> [What to work on]:
Show every line in the records below that contains the word "Staf".

> [Records provided]:
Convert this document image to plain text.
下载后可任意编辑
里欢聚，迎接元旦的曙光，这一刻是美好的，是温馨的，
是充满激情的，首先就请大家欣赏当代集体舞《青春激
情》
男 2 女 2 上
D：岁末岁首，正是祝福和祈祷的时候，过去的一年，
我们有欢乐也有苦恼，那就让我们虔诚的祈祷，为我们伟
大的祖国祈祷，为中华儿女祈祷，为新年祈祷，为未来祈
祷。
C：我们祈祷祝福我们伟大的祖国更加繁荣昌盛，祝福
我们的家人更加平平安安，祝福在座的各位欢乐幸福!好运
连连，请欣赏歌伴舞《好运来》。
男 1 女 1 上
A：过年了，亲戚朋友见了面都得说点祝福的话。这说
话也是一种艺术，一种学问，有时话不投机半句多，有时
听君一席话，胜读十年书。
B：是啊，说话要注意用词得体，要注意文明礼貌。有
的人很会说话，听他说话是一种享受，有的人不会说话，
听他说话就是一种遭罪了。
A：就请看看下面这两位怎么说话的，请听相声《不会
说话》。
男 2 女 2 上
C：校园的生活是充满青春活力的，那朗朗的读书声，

--

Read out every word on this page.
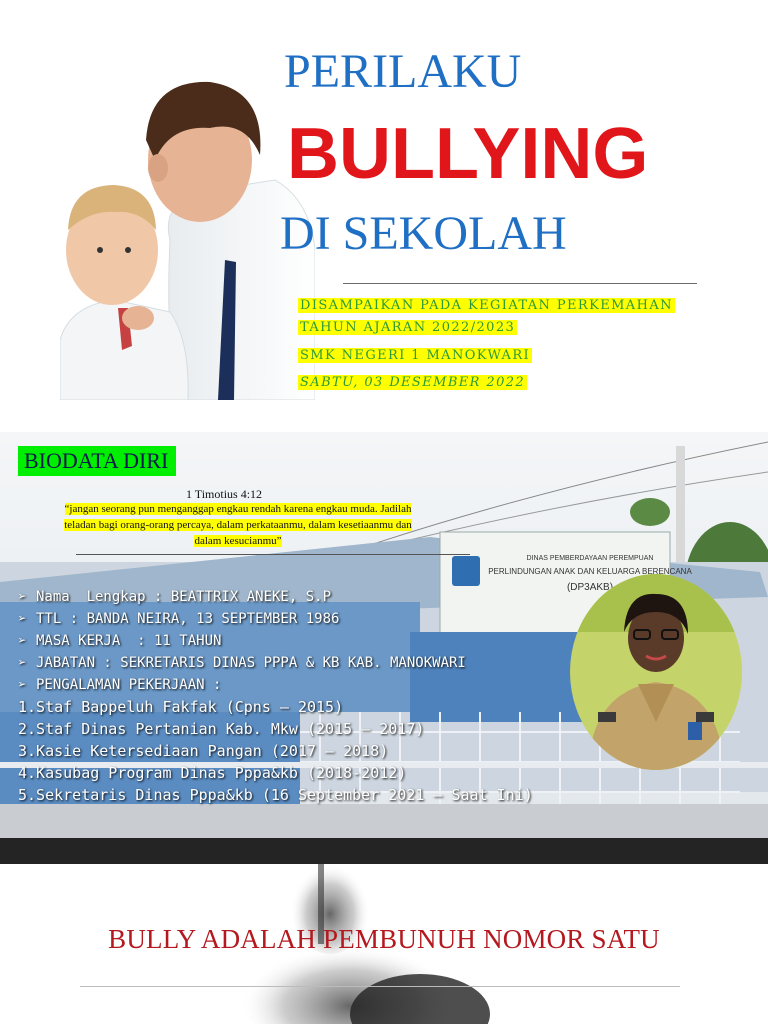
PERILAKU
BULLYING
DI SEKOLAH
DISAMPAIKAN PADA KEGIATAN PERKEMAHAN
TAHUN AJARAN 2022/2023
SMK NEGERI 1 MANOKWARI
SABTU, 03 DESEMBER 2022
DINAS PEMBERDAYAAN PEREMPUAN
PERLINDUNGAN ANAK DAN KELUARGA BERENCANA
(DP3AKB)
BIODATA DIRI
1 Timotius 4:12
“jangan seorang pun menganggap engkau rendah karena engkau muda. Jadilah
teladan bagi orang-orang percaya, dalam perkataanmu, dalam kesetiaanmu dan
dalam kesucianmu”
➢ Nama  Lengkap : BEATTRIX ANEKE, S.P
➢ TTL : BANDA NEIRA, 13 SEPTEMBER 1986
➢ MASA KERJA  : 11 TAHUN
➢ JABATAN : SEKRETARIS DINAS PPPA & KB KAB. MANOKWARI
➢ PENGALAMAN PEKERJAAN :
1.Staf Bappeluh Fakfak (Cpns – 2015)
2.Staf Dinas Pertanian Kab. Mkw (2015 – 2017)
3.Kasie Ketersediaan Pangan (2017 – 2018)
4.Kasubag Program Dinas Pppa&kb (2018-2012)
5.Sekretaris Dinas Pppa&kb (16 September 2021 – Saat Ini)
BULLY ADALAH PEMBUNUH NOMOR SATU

> [Task output]:
1.Staf Bappeluh Fakfak (Cpns – 2015)
2.Staf Dinas Pertanian Kab. Mkw (2015 – 2017)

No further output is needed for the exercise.